Stated exercise: Find and return each line containing "Economics".

--------

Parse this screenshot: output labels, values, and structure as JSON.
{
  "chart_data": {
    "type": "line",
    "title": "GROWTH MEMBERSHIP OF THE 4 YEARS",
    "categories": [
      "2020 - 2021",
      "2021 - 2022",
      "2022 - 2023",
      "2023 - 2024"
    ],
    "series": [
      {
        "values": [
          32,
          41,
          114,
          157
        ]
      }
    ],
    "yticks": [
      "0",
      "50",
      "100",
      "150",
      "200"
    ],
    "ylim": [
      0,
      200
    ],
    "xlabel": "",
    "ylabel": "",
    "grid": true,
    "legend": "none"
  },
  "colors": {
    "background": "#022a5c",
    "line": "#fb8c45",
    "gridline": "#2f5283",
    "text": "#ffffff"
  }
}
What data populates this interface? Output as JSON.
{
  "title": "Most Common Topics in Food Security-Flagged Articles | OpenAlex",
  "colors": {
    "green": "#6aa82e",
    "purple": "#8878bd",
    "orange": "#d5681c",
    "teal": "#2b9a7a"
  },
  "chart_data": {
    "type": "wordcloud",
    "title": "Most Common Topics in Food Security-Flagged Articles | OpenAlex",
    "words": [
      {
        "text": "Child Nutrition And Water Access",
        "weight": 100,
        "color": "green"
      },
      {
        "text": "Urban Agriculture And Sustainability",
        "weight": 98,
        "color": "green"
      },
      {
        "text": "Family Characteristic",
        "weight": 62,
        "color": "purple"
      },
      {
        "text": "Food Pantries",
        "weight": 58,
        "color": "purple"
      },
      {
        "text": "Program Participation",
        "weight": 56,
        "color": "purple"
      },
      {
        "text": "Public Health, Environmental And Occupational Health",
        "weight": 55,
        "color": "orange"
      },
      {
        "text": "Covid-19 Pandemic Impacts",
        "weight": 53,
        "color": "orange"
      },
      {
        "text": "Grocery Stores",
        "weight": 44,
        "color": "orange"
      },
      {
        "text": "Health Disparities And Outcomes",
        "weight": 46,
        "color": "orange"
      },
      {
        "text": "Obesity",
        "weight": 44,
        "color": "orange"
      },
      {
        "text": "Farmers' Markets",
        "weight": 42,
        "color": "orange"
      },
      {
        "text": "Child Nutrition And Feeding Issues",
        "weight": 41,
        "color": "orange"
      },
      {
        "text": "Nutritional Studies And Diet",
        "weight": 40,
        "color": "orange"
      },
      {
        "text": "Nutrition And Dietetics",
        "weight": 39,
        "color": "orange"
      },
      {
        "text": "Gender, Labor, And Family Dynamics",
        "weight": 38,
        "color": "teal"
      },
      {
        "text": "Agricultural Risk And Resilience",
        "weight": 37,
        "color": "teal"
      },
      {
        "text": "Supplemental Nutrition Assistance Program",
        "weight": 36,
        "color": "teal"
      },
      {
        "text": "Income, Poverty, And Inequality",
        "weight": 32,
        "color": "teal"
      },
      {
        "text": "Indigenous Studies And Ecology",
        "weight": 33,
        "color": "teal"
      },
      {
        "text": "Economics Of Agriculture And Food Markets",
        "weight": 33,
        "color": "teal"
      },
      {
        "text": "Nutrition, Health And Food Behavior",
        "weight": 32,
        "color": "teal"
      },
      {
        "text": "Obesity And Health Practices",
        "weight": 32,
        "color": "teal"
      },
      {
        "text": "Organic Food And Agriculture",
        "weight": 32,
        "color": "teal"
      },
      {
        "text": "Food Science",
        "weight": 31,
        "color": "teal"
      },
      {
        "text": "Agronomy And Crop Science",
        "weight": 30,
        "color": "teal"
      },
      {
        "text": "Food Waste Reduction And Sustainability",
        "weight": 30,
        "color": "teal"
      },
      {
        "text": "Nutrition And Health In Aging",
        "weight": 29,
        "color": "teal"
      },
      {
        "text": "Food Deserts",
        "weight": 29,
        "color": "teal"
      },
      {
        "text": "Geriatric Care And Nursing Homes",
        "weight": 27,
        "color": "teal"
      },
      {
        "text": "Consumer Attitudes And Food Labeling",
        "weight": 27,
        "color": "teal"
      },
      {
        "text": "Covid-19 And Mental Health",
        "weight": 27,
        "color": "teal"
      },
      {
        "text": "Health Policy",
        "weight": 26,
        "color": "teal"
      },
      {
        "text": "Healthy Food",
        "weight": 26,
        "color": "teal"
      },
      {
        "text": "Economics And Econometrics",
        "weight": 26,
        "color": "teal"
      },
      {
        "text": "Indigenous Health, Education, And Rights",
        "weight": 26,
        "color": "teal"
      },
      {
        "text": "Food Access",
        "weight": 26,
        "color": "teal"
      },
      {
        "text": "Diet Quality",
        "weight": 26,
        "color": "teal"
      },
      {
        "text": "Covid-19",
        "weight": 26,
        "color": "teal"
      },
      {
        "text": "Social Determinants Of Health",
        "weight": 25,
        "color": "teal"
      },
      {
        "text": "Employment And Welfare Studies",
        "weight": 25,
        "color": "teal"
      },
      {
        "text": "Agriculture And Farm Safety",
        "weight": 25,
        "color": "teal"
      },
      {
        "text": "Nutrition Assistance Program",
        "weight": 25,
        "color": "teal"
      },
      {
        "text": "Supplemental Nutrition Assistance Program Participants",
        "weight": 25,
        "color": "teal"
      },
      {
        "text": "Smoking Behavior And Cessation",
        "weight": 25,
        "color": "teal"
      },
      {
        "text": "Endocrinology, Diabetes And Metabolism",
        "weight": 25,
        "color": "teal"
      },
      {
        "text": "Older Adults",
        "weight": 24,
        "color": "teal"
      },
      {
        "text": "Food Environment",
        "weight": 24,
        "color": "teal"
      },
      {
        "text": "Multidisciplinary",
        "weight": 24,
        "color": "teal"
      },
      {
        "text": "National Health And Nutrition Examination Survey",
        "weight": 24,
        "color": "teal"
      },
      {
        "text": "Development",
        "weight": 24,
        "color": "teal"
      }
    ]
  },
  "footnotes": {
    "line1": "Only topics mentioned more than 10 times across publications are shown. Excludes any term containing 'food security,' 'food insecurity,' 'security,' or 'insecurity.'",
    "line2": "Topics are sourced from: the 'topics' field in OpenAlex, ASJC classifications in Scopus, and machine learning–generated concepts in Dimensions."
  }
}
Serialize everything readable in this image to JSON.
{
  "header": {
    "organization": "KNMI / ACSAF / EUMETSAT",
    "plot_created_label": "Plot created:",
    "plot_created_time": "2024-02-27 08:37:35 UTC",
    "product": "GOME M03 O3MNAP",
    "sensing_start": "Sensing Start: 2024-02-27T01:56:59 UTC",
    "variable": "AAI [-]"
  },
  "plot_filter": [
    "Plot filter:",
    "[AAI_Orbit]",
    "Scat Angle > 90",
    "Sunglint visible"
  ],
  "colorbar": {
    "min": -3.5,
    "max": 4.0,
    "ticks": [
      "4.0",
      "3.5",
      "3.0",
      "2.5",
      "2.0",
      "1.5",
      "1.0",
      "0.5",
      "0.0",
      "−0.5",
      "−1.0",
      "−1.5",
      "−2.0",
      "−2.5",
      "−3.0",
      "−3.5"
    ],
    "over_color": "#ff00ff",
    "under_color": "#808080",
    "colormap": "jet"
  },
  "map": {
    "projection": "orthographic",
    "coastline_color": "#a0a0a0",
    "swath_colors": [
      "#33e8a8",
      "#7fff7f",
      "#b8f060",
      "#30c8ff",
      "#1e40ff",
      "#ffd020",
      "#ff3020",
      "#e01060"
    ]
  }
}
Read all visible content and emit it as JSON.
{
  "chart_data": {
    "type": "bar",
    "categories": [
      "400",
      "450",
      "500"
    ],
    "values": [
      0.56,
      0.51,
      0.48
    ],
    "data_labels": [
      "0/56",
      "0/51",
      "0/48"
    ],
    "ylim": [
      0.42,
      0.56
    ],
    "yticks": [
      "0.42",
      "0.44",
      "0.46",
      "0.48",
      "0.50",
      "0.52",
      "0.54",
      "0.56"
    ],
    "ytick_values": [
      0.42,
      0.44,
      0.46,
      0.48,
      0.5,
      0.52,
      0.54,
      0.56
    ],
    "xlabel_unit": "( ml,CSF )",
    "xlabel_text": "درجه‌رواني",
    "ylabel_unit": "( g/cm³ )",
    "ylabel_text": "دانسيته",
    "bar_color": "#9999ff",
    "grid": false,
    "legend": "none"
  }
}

--------

Result for this task:
        "text": "Economics Of Agriculture And Food Markets",
        "text": "Economics And Econometrics",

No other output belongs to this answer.